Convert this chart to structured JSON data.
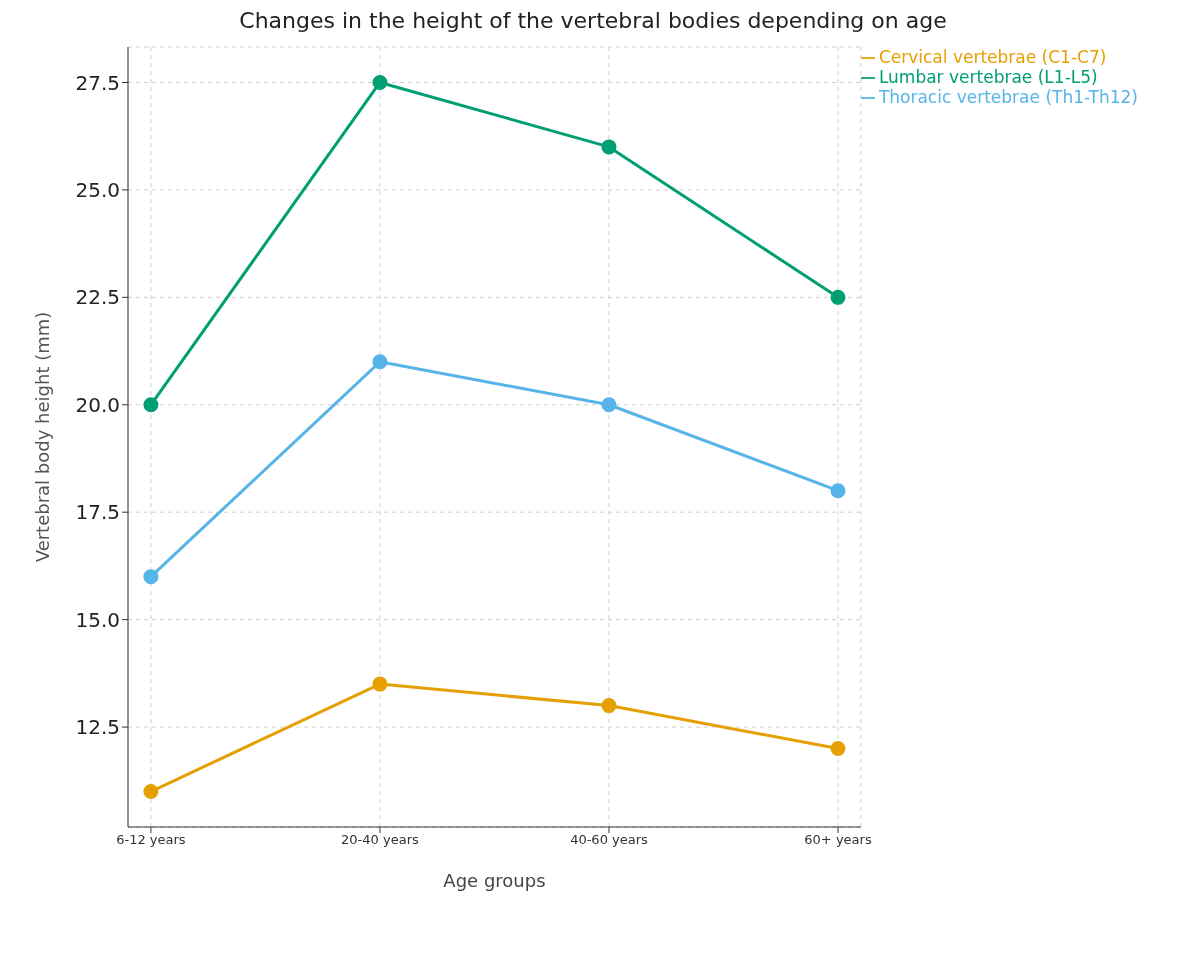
{
  "chart_data": {
    "type": "line",
    "title": "Changes in the height of the vertebral bodies depending on age",
    "xlabel": "Age groups",
    "ylabel": "Vertebral body height (mm)",
    "categories": [
      "6-12 years",
      "20-40 years",
      "40-60 years",
      "60+ years"
    ],
    "series": [
      {
        "name": "Cervical vertebrae (C1-C7)",
        "color": "#e69f00",
        "values": [
          11,
          13.5,
          13,
          12
        ]
      },
      {
        "name": "Thoracic vertebrae (Th1-Th12)",
        "color": "#56b4e9",
        "values": [
          16,
          21,
          20,
          18
        ]
      },
      {
        "name": "Lumbar vertebrae (L1-L5)",
        "color": "#009e73",
        "values": [
          20,
          27.5,
          26,
          22.5
        ]
      }
    ],
    "ylim": [
      10.175,
      28.325
    ],
    "yticks": [
      {
        "value": 12.5,
        "label": "12.5"
      },
      {
        "value": 15,
        "label": "15.0"
      },
      {
        "value": 17.5,
        "label": "17.5"
      },
      {
        "value": 20,
        "label": "20.0"
      },
      {
        "value": 22.5,
        "label": "22.5"
      },
      {
        "value": 25,
        "label": "25.0"
      },
      {
        "value": 27.5,
        "label": "27.5"
      }
    ],
    "grid": true,
    "legend": "top right",
    "marker": "circle",
    "line_style": "solid"
  }
}
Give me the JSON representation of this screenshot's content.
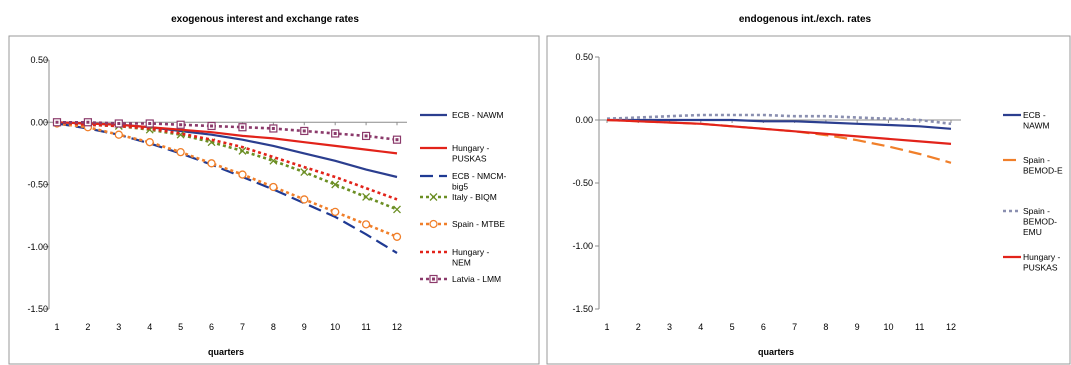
###
What you return should match the records above word for word, minus the pictures.

Convert this chart to structured JSON data.
{
  "chart_data": {
    "type": "line",
    "title": "Changes in the height of the vertebral bodies depending on age",
    "xlabel": "Age groups",
    "ylabel": "Vertebral body height (mm)",
    "categories": [
      "6-12 years",
      "20-40 years",
      "40-60 years",
      "60+ years"
    ],
    "series": [
      {
        "name": "Cervical vertebrae (C1-C7)",
        "color": "#e69f00",
        "values": [
          11,
          13.5,
          13,
          12
        ]
      },
      {
        "name": "Thoracic vertebrae (Th1-Th12)",
        "color": "#56b4e9",
        "values": [
          16,
          21,
          20,
          18
        ]
      },
      {
        "name": "Lumbar vertebrae (L1-L5)",
        "color": "#009e73",
        "values": [
          20,
          27.5,
          26,
          22.5
        ]
      }
    ],
    "ylim": [
      10.175,
      28.325
    ],
    "yticks": [
      {
        "value": 12.5,
        "label": "12.5"
      },
      {
        "value": 15,
        "label": "15.0"
      },
      {
        "value": 17.5,
        "label": "17.5"
      },
      {
        "value": 20,
        "label": "20.0"
      },
      {
        "value": 22.5,
        "label": "22.5"
      },
      {
        "value": 25,
        "label": "25.0"
      },
      {
        "value": 27.5,
        "label": "27.5"
      }
    ],
    "grid": true,
    "legend": "top right",
    "marker": "circle",
    "line_style": "solid"
  }
}
Give me the JSON representation of this screenshot's content.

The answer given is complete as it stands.